Your instructions: Within the material below, find each line bearing the word "сербского" and present it.

================

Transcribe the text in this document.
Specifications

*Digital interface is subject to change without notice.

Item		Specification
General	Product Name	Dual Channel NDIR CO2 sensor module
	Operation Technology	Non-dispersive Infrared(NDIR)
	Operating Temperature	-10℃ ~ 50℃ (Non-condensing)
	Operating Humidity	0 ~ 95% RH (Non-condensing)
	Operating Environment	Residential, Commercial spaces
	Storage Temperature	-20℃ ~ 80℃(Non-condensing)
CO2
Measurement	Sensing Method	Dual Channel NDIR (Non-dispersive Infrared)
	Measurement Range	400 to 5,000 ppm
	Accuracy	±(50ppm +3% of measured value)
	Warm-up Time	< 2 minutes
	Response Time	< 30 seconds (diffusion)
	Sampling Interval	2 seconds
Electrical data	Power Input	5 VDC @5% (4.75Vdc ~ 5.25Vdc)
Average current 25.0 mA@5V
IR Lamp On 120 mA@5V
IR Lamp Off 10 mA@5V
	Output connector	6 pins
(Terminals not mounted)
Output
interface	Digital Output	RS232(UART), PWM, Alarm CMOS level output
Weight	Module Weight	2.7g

================

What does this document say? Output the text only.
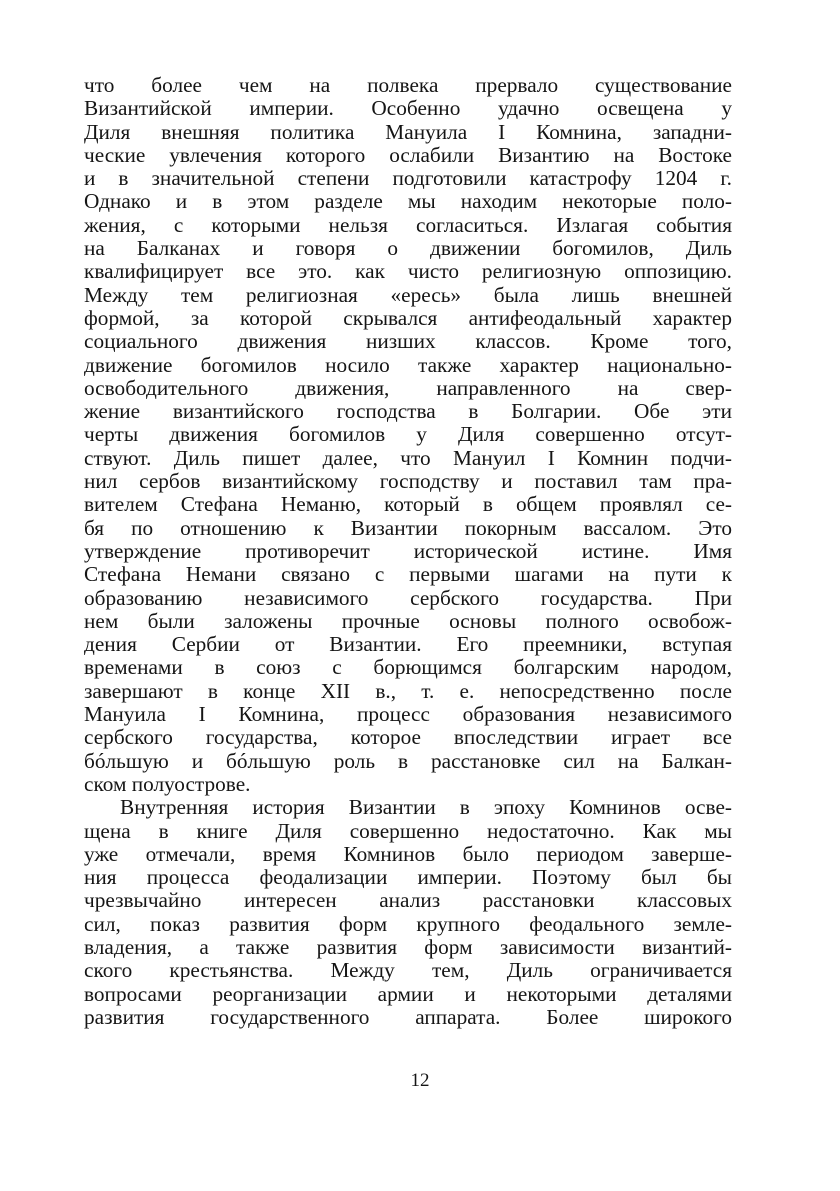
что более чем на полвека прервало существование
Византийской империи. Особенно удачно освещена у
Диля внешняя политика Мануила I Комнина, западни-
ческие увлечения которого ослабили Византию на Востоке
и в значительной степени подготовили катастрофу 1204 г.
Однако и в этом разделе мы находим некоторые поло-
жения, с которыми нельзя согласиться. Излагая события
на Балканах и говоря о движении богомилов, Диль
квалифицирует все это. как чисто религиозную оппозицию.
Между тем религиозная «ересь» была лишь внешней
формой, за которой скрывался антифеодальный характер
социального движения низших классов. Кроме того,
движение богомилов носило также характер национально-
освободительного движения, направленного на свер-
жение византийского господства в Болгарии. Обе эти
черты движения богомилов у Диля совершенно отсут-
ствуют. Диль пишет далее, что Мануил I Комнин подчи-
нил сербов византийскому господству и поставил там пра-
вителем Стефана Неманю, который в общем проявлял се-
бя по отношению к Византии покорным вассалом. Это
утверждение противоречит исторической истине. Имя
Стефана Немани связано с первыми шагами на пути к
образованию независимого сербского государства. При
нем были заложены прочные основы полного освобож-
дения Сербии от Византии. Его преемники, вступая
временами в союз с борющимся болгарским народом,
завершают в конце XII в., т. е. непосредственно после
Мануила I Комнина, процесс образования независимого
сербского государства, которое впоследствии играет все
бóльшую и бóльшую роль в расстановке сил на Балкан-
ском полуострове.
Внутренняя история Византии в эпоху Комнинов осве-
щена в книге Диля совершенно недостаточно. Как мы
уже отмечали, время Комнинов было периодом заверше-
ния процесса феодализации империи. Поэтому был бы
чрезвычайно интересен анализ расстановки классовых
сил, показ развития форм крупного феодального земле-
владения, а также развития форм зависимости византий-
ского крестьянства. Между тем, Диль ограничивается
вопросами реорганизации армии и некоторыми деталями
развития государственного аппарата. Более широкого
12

================

Output of the task:
образованию независимого сербского государства. При
сербского государства, которое впоследствии играет все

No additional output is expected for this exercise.